▶ **Problem statement**
Below is a listing to write out in full, exactly as given, without its pictures.

▶ **Data to use**
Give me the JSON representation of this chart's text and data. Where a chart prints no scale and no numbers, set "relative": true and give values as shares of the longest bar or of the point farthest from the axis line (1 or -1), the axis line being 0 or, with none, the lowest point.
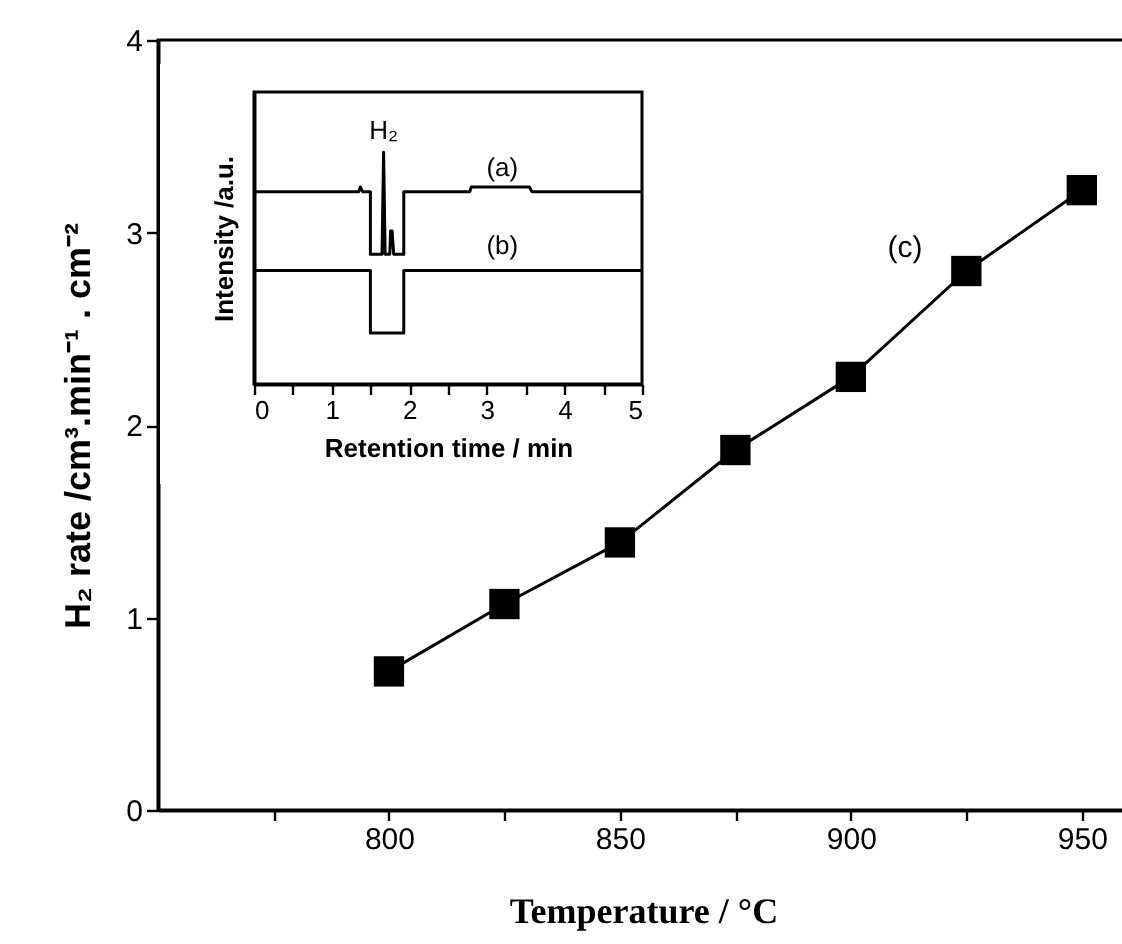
{
  "chart_data": [
    {
      "type": "line",
      "xlabel": "Temperature / °C",
      "ylabel": "H₂ rate /cm³.min⁻¹ . cm⁻²",
      "x": [
        800,
        825,
        850,
        875,
        900,
        925,
        950
      ],
      "series": [
        {
          "color": "#000000",
          "values": [
            0.72,
            1.07,
            1.39,
            1.87,
            2.25,
            2.8,
            3.22
          ]
        }
      ],
      "xlim": [
        750,
        960
      ],
      "xticks": [
        {
          "value": 775,
          "label": null
        },
        800,
        {
          "value": 825,
          "label": null
        },
        850,
        {
          "value": 875,
          "label": null
        },
        900,
        {
          "value": 925,
          "label": null
        },
        950
      ],
      "ylim": [
        0,
        4
      ],
      "yticks": [
        0,
        1,
        2,
        3,
        4
      ],
      "marker": "square",
      "line_style": "solid",
      "grid": false,
      "annotations": [
        "(c)"
      ]
    },
    {
      "type": "line",
      "relative": true,
      "xlabel": "Retention time / min",
      "ylabel": "Intensity /a.u.",
      "tick_labels": "x",
      "series": [
        {
          "name": "(a)",
          "color": "#000000",
          "x": [
            0,
            1.35,
            1.37,
            1.4,
            1.5,
            1.5,
            1.63,
            1.65,
            1.67,
            1.69,
            1.71,
            1.75,
            1.76,
            1.78,
            1.8,
            1.93,
            1.93,
            2.78,
            2.8,
            3.55,
            3.58,
            5
          ],
          "values": [
            0.83,
            0.83,
            0.85,
            0.83,
            0.83,
            0.56,
            0.56,
            0.56,
            1.0,
            0.56,
            0.56,
            0.56,
            0.66,
            0.66,
            0.56,
            0.56,
            0.83,
            0.83,
            0.85,
            0.85,
            0.83,
            0.83
          ]
        },
        {
          "name": "(b)",
          "color": "#000000",
          "x": [
            0,
            1.5,
            1.5,
            1.93,
            1.93,
            5
          ],
          "values": [
            0.49,
            0.49,
            0.22,
            0.22,
            0.49,
            0.49
          ]
        }
      ],
      "xlim": [
        0,
        5
      ],
      "xticks": [
        0,
        {
          "value": 0.5,
          "label": null
        },
        1,
        {
          "value": 1.5,
          "label": null
        },
        2,
        {
          "value": 2.5,
          "label": null
        },
        3,
        {
          "value": 3.5,
          "label": null
        },
        4,
        {
          "value": 4.5,
          "label": null
        },
        5
      ],
      "marker": "none",
      "line_style": "solid",
      "grid": false,
      "annotations": [
        {
          "text": "H₂",
          "x": 1.67,
          "y": 1.03
        }
      ]
    }
  ]
}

▶ **Written response**
Give me the JSON representation of this chart's text and data. Where a chart prints no scale and no numbers, set "relative": true and give values as shares of the longest bar or of the point farthest from the axis line (1 or -1), the axis line being 0 or, with none, the lowest point.
{
  "chart_data": [
    {
      "type": "line",
      "xlabel": "Temperature / °C",
      "ylabel": "H₂ rate /cm³.min⁻¹ . cm⁻²",
      "x": [
        800,
        825,
        850,
        875,
        900,
        925,
        950
      ],
      "series": [
        {
          "color": "#000000",
          "values": [
            0.72,
            1.07,
            1.39,
            1.87,
            2.25,
            2.8,
            3.22
          ]
        }
      ],
      "xlim": [
        750,
        960
      ],
      "xticks": [
        {
          "value": 775,
          "label": null
        },
        800,
        {
          "value": 825,
          "label": null
        },
        850,
        {
          "value": 875,
          "label": null
        },
        900,
        {
          "value": 925,
          "label": null
        },
        950
      ],
      "ylim": [
        0,
        4
      ],
      "yticks": [
        0,
        1,
        2,
        3,
        4
      ],
      "marker": "square",
      "line_style": "solid",
      "grid": false,
      "annotations": [
        "(c)"
      ]
    },
    {
      "type": "line",
      "relative": true,
      "xlabel": "Retention time / min",
      "ylabel": "Intensity /a.u.",
      "tick_labels": "x",
      "series": [
        {
          "name": "(a)",
          "color": "#000000",
          "x": [
            0,
            1.35,
            1.37,
            1.4,
            1.5,
            1.5,
            1.63,
            1.65,
            1.67,
            1.69,
            1.71,
            1.75,
            1.76,
            1.78,
            1.8,
            1.93,
            1.93,
            2.78,
            2.8,
            3.55,
            3.58,
            5
          ],
          "values": [
            0.83,
            0.83,
            0.85,
            0.83,
            0.83,
            0.56,
            0.56,
            0.56,
            1.0,
            0.56,
            0.56,
            0.56,
            0.66,
            0.66,
            0.56,
            0.56,
            0.83,
            0.83,
            0.85,
            0.85,
            0.83,
            0.83
          ]
        },
        {
          "name": "(b)",
          "color": "#000000",
          "x": [
            0,
            1.5,
            1.5,
            1.93,
            1.93,
            5
          ],
          "values": [
            0.49,
            0.49,
            0.22,
            0.22,
            0.49,
            0.49
          ]
        }
      ],
      "xlim": [
        0,
        5
      ],
      "xticks": [
        0,
        {
          "value": 0.5,
          "label": null
        },
        1,
        {
          "value": 1.5,
          "label": null
        },
        2,
        {
          "value": 2.5,
          "label": null
        },
        3,
        {
          "value": 3.5,
          "label": null
        },
        4,
        {
          "value": 4.5,
          "label": null
        },
        5
      ],
      "marker": "none",
      "line_style": "solid",
      "grid": false,
      "annotations": [
        {
          "text": "H₂",
          "x": 1.67,
          "y": 1.03
        }
      ]
    }
  ]
}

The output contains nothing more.